Lines containing the string "device" are to be counted. Write only how many there are.

** BEGIN Exercise material **

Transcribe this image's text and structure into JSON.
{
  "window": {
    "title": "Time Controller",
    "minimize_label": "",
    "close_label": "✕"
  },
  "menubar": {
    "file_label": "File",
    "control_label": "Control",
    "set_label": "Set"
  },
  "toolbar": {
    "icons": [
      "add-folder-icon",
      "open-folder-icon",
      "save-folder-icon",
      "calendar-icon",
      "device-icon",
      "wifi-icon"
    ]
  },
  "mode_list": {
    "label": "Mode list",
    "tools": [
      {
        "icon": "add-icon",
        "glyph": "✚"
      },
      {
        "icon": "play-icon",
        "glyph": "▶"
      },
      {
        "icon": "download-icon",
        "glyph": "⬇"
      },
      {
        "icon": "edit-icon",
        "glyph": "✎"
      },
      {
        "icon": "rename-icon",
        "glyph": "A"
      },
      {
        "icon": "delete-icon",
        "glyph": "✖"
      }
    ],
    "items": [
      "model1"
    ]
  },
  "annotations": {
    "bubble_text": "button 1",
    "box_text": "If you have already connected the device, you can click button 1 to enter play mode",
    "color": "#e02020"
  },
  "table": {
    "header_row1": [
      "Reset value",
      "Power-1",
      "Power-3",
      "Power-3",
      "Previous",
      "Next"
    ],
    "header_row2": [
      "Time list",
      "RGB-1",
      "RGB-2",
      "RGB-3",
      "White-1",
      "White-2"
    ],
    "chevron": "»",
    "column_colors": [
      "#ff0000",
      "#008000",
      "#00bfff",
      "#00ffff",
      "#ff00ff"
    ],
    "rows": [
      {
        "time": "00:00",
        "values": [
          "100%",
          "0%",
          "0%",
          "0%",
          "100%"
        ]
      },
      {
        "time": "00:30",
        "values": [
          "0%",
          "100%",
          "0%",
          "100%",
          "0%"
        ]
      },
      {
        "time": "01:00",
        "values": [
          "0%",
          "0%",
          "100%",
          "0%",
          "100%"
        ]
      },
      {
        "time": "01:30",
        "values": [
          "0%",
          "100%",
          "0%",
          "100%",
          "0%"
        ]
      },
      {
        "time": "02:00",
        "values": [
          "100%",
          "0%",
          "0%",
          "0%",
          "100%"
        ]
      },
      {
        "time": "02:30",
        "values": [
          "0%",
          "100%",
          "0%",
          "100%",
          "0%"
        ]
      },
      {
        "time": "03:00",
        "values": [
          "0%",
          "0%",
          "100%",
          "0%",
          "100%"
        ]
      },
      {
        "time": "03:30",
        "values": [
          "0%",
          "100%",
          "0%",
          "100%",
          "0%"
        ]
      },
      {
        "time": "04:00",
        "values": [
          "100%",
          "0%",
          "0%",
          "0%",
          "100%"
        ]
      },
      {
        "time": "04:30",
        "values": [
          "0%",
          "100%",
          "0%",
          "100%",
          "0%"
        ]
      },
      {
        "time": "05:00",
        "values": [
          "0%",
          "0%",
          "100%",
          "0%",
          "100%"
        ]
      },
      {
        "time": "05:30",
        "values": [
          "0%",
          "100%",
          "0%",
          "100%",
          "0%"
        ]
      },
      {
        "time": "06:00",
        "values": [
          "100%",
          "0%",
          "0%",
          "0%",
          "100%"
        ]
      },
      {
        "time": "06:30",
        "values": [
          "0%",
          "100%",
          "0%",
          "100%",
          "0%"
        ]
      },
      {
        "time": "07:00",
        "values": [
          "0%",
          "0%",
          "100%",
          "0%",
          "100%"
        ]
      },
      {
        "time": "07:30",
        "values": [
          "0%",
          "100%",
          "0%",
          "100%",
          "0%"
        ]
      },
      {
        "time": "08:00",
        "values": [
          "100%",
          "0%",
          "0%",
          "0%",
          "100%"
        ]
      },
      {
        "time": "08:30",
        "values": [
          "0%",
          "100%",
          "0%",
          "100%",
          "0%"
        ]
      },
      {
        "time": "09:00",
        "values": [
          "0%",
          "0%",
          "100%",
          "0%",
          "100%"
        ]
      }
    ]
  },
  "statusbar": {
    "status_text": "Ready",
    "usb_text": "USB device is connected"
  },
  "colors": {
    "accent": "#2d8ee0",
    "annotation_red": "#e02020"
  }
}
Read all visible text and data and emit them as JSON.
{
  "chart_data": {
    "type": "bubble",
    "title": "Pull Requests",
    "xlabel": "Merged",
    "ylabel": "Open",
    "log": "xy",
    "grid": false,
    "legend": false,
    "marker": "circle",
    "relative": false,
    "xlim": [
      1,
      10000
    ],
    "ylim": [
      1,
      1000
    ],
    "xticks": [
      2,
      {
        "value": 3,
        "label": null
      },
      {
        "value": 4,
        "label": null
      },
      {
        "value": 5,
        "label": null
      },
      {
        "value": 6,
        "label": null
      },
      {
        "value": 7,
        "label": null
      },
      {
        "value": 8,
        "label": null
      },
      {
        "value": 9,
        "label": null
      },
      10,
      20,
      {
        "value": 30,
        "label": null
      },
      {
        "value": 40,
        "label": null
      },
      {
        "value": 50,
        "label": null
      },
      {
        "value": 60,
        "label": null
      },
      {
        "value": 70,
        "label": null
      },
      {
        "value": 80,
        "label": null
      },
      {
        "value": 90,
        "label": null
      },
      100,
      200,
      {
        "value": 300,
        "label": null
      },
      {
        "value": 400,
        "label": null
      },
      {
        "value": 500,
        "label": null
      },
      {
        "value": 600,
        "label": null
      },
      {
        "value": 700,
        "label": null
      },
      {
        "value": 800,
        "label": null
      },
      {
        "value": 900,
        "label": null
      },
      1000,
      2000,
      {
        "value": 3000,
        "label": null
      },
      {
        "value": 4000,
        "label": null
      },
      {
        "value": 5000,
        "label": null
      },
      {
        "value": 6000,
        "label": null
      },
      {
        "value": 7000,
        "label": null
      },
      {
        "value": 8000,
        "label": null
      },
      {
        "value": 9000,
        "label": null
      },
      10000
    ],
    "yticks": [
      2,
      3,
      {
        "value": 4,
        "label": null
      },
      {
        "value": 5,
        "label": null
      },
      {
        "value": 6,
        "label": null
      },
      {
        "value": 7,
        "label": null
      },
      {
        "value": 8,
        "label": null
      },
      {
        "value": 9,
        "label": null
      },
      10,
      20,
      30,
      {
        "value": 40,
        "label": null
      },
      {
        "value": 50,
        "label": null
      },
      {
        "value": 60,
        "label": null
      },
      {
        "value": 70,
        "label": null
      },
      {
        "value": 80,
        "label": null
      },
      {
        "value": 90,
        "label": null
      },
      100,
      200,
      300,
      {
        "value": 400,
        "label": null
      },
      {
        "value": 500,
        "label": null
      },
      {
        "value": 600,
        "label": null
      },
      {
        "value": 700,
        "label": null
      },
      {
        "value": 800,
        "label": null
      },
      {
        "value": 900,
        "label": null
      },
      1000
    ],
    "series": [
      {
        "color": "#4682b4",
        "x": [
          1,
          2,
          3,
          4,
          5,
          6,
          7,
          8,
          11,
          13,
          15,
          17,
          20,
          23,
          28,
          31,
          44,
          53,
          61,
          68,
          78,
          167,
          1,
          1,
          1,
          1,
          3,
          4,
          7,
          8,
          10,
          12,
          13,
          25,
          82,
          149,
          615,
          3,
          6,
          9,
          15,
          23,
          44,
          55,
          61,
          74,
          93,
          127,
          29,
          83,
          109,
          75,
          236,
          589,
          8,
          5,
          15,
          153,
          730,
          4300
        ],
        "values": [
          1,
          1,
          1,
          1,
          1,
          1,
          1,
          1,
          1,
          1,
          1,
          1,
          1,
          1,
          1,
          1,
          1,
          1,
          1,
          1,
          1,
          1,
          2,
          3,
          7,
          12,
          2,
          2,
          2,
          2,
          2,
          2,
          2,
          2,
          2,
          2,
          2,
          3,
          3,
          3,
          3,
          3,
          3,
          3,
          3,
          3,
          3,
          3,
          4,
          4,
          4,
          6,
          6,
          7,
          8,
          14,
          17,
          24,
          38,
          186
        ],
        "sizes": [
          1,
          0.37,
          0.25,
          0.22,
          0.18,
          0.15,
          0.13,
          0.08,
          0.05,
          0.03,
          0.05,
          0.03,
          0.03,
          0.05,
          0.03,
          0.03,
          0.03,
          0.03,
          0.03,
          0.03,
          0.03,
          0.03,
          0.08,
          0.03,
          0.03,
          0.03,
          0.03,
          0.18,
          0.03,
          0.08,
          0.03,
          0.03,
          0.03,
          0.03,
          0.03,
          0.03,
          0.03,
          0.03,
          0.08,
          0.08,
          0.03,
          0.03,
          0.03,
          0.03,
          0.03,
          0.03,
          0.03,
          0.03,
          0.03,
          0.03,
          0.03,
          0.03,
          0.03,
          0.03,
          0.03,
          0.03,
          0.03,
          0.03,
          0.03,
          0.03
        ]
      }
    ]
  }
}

** END Exercise material **

- Written solution -
3